▸ **Written exercise**
Return every record verbatim.

--- start of Data for processing ---

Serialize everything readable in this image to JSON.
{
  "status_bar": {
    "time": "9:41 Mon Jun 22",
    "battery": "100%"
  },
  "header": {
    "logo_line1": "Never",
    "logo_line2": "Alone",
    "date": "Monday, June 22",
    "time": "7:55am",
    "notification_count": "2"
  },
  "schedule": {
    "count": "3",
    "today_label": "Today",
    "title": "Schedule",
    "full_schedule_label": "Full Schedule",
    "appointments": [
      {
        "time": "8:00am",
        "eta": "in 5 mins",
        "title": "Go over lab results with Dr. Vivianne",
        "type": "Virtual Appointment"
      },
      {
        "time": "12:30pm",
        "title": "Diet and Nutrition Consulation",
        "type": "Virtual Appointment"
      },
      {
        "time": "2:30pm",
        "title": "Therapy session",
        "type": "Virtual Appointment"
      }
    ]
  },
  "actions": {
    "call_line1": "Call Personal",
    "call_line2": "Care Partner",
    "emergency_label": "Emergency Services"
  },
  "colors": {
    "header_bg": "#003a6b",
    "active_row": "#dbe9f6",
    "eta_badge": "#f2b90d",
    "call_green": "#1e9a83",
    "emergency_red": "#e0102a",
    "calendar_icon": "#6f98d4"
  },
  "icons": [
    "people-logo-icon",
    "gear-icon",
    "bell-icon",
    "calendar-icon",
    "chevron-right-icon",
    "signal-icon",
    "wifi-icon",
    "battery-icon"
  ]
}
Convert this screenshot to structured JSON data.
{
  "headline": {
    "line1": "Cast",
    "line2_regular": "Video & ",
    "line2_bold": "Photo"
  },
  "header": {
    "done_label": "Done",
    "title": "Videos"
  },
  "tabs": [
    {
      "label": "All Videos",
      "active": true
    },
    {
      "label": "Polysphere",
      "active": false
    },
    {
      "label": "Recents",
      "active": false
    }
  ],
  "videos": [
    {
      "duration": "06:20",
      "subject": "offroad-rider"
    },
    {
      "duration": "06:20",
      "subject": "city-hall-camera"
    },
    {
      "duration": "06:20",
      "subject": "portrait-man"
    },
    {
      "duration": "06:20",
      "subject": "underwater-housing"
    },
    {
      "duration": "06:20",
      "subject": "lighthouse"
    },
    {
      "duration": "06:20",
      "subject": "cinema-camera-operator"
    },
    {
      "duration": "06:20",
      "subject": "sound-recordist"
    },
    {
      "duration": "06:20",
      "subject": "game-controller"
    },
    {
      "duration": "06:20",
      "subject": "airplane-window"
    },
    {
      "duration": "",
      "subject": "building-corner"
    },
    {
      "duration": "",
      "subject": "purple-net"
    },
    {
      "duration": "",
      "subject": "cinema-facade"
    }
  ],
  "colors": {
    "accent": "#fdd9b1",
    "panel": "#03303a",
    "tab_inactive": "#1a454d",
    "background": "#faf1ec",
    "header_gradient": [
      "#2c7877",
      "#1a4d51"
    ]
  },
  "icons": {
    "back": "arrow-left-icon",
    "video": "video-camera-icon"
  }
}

--- end of Data for processing ---

▸ **The result**
Serialize everything readable in this image to JSON.
{
  "status_bar": {
    "time": "9:41 Mon Jun 22",
    "battery": "100%"
  },
  "header": {
    "logo_line1": "Never",
    "logo_line2": "Alone",
    "date": "Monday, June 22",
    "time": "7:55am",
    "notification_count": "2"
  },
  "schedule": {
    "count": "3",
    "today_label": "Today",
    "title": "Schedule",
    "full_schedule_label": "Full Schedule",
    "appointments": [
      {
        "time": "8:00am",
        "eta": "in 5 mins",
        "title": "Go over lab results with Dr. Vivianne",
        "type": "Virtual Appointment"
      },
      {
        "time": "12:30pm",
        "title": "Diet and Nutrition Consulation",
        "type": "Virtual Appointment"
      },
      {
        "time": "2:30pm",
        "title": "Therapy session",
        "type": "Virtual Appointment"
      }
    ]
  },
  "actions": {
    "call_line1": "Call Personal",
    "call_line2": "Care Partner",
    "emergency_label": "Emergency Services"
  },
  "colors": {
    "header_bg": "#003a6b",
    "active_row": "#dbe9f6",
    "eta_badge": "#f2b90d",
    "call_green": "#1e9a83",
    "emergency_red": "#e0102a",
    "calendar_icon": "#6f98d4"
  },
  "icons": [
    "people-logo-icon",
    "gear-icon",
    "bell-icon",
    "calendar-icon",
    "chevron-right-icon",
    "signal-icon",
    "wifi-icon",
    "battery-icon"
  ]
}
Convert this screenshot to structured JSON data.
{
  "headline": {
    "line1": "Cast",
    "line2_regular": "Video & ",
    "line2_bold": "Photo"
  },
  "header": {
    "done_label": "Done",
    "title": "Videos"
  },
  "tabs": [
    {
      "label": "All Videos",
      "active": true
    },
    {
      "label": "Polysphere",
      "active": false
    },
    {
      "label": "Recents",
      "active": false
    }
  ],
  "videos": [
    {
      "duration": "06:20",
      "subject": "offroad-rider"
    },
    {
      "duration": "06:20",
      "subject": "city-hall-camera"
    },
    {
      "duration": "06:20",
      "subject": "portrait-man"
    },
    {
      "duration": "06:20",
      "subject": "underwater-housing"
    },
    {
      "duration": "06:20",
      "subject": "lighthouse"
    },
    {
      "duration": "06:20",
      "subject": "cinema-camera-operator"
    },
    {
      "duration": "06:20",
      "subject": "sound-recordist"
    },
    {
      "duration": "06:20",
      "subject": "game-controller"
    },
    {
      "duration": "06:20",
      "subject": "airplane-window"
    },
    {
      "duration": "",
      "subject": "building-corner"
    },
    {
      "duration": "",
      "subject": "purple-net"
    },
    {
      "duration": "",
      "subject": "cinema-facade"
    }
  ],
  "colors": {
    "accent": "#fdd9b1",
    "panel": "#03303a",
    "tab_inactive": "#1a454d",
    "background": "#faf1ec",
    "header_gradient": [
      "#2c7877",
      "#1a4d51"
    ]
  },
  "icons": {
    "back": "arrow-left-icon",
    "video": "video-camera-icon"
  }
}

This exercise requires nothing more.